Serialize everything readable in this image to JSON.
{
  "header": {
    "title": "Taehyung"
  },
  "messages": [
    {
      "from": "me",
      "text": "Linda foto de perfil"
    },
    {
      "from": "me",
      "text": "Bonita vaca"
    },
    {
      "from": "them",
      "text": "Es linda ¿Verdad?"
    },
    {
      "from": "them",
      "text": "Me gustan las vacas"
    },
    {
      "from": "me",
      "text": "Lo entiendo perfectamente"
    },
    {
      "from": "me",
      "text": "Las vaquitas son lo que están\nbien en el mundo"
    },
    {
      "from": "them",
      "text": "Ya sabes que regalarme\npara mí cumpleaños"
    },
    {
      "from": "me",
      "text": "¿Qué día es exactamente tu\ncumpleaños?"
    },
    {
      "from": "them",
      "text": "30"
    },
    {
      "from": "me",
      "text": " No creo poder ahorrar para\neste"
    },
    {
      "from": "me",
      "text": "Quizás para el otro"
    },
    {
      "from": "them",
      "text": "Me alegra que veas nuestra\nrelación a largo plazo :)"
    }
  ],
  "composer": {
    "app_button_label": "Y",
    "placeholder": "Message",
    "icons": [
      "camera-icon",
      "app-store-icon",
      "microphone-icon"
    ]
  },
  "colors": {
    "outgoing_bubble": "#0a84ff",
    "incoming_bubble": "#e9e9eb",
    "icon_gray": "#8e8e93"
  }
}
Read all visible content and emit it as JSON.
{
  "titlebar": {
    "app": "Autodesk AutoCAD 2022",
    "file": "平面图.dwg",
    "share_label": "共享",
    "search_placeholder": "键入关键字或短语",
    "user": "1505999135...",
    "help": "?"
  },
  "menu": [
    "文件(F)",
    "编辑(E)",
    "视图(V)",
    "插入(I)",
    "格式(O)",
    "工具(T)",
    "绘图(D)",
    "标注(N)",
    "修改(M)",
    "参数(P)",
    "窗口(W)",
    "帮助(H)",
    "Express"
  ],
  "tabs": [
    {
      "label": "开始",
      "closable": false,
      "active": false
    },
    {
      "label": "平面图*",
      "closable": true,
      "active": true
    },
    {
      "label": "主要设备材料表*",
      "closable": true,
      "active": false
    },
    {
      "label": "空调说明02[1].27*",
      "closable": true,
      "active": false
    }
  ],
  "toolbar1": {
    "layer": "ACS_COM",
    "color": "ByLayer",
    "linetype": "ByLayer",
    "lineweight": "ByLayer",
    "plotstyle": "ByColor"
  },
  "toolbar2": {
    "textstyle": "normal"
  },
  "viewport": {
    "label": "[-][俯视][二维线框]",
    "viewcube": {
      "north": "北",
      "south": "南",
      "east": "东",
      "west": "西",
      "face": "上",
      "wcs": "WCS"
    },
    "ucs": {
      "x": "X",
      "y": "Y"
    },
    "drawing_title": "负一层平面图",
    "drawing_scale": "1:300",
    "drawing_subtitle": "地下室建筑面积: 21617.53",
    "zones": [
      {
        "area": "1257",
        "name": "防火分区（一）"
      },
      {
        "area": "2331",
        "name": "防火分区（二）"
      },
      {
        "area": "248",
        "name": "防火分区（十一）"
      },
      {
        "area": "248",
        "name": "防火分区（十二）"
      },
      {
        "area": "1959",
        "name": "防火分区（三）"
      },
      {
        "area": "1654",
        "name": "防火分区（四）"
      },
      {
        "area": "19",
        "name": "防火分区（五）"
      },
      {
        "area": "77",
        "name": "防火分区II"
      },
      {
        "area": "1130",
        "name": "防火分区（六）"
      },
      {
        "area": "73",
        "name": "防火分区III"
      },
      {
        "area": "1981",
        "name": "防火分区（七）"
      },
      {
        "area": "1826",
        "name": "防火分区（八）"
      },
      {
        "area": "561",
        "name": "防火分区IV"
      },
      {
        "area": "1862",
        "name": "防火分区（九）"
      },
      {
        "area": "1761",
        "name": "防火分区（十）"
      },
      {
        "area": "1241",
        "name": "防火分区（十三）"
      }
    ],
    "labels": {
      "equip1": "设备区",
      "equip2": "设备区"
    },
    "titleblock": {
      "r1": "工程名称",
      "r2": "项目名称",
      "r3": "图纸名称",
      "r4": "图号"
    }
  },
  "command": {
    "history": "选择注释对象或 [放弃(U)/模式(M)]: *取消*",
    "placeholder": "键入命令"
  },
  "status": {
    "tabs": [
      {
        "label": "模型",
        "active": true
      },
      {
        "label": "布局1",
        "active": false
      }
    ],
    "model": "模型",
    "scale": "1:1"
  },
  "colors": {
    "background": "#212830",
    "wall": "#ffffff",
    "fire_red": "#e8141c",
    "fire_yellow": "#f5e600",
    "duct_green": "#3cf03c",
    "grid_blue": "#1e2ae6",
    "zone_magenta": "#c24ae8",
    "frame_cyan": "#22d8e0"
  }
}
•••••
## WHAT YOU ARE ASKED TO DO
Note each line of the entries that has "ByLayer" in it, and copy those lines.

## TASK SOLUTION
    "color": "ByLayer",
    "linetype": "ByLayer",
    "lineweight": "ByLayer",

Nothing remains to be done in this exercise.